→ Exercise instructions
Leave every picture out and write out the records below exactly.

→ Records supplied
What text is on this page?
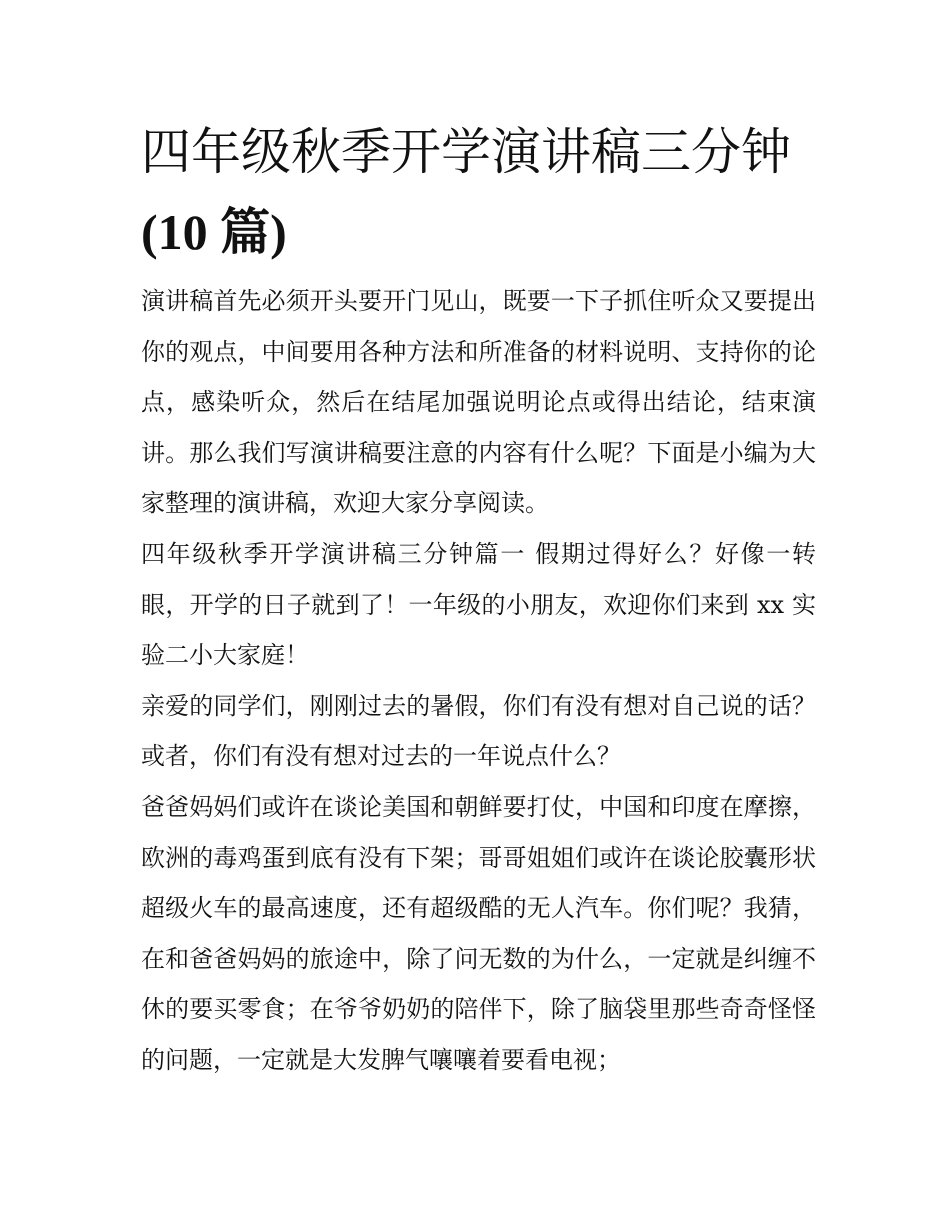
四年级秋季开学演讲稿三分钟
(10 篇)

演讲稿首先必须开头要开门见山，既要一下子抓住听众又要提出你的观点，中间要用各种方法和所准备的材料说明、支持你的论点，感染听众，然后在结尾加强说明论点或得出结论，结束演讲。那么我们写演讲稿要注意的内容有什么呢？下面是小编为大家整理的演讲稿，欢迎大家分享阅读。

四年级秋季开学演讲稿三分钟篇一 假期过得好么？好像一转眼，开学的日子就到了！一年级的小朋友，欢迎你们来到 xx 实验二小大家庭！

亲爱的同学们，刚刚过去的暑假，你们有没有想对自己说的话？或者，你们有没有想对过去的一年说点什么？

爸爸妈妈们或许在谈论美国和朝鲜要打仗，中国和印度在摩擦，欧洲的毒鸡蛋到底有没有下架；哥哥姐姐们或许在谈论胶囊形状超级火车的最高速度，还有超级酷的无人汽车。你们呢？我猜，在和爸爸妈妈的旅途中，除了问无数的为什么，一定就是纠缠不休的要买零食；在爷爷奶奶的陪伴下，除了脑袋里那些奇奇怪怪的问题，一定就是大发脾气嚷嚷着要看电视；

→ Response for this exercise
What text is on this page?
四年级秋季开学演讲稿三分钟
(10 篇)

演讲稿首先必须开头要开门见山，既要一下子抓住听众又要提出你的观点，中间要用各种方法和所准备的材料说明、支持你的论点，感染听众，然后在结尾加强说明论点或得出结论，结束演讲。那么我们写演讲稿要注意的内容有什么呢？下面是小编为大家整理的演讲稿，欢迎大家分享阅读。

四年级秋季开学演讲稿三分钟篇一 假期过得好么？好像一转眼，开学的日子就到了！一年级的小朋友，欢迎你们来到 xx 实验二小大家庭！

亲爱的同学们，刚刚过去的暑假，你们有没有想对自己说的话？或者，你们有没有想对过去的一年说点什么？

爸爸妈妈们或许在谈论美国和朝鲜要打仗，中国和印度在摩擦，欧洲的毒鸡蛋到底有没有下架；哥哥姐姐们或许在谈论胶囊形状超级火车的最高速度，还有超级酷的无人汽车。你们呢？我猜，在和爸爸妈妈的旅途中，除了问无数的为什么，一定就是纠缠不休的要买零食；在爷爷奶奶的陪伴下，除了脑袋里那些奇奇怪怪的问题，一定就是大发脾气嚷嚷着要看电视；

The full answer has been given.